------ AVAILABLE RECORDS

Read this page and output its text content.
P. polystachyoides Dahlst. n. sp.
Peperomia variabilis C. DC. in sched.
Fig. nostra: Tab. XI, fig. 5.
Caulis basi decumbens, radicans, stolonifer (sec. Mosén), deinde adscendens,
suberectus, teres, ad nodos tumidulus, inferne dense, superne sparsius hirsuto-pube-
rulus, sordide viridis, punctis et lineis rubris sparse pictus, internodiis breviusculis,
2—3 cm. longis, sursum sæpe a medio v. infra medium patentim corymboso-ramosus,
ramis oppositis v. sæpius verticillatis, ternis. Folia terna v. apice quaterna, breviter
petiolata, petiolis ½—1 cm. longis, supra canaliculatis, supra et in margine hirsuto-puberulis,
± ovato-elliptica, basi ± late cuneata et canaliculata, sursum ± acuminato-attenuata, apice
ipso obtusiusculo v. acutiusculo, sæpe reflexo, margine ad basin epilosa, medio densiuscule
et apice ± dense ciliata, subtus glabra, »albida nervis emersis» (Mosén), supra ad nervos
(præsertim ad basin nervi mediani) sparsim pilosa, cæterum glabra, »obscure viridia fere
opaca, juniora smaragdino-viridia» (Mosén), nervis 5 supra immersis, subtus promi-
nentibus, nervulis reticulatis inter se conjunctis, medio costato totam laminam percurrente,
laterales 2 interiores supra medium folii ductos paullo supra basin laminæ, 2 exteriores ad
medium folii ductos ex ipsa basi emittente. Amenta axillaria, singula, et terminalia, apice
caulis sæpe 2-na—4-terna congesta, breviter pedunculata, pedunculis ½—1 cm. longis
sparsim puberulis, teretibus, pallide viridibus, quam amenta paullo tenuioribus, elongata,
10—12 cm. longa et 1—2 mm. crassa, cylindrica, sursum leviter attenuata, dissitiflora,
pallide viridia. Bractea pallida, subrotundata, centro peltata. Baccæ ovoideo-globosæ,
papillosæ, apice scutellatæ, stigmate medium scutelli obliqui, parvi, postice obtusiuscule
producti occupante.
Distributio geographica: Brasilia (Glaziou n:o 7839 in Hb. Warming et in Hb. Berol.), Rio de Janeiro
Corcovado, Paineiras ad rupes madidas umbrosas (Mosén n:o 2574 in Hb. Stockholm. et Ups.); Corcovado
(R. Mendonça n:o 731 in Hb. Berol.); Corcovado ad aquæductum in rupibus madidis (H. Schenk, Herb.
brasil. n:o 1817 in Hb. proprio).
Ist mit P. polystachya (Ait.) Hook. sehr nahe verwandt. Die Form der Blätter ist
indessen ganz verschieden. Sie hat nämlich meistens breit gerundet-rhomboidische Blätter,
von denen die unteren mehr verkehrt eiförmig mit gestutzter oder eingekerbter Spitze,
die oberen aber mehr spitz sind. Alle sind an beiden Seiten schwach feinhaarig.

------------
------ AVAILABLE RECORDS

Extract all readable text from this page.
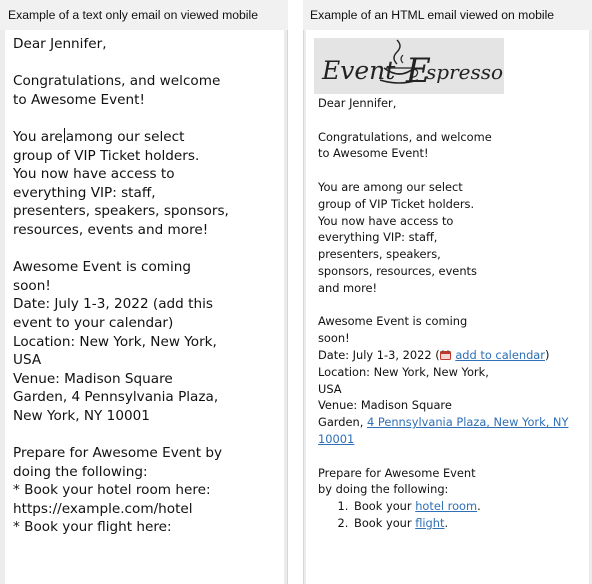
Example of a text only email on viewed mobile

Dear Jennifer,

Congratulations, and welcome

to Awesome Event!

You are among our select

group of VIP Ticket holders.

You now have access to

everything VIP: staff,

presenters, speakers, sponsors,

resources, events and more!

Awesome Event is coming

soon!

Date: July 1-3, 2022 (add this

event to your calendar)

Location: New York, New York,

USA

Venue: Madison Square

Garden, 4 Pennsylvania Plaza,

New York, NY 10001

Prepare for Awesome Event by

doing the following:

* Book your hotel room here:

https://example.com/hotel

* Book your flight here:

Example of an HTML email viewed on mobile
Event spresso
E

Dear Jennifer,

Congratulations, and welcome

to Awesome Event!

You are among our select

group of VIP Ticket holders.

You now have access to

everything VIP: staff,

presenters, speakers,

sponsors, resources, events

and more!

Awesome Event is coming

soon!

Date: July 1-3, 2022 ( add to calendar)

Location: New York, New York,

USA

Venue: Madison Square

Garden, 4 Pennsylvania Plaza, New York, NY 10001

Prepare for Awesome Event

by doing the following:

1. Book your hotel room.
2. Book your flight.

------------

▶ CHALLENGE
Look through the records and gather each line with the word "medio".

▶ REPLY
2—3 cm. longis, sursum sæpe a medio v. infra medium patentim corymboso-ramosus,
ipso obtusiusculo v. acutiusculo, sæpe reflexo, margine ad basin epilosa, medio densiuscule
nentibus, nervulis reticulatis inter se conjunctis, medio costato totam laminam percurrente,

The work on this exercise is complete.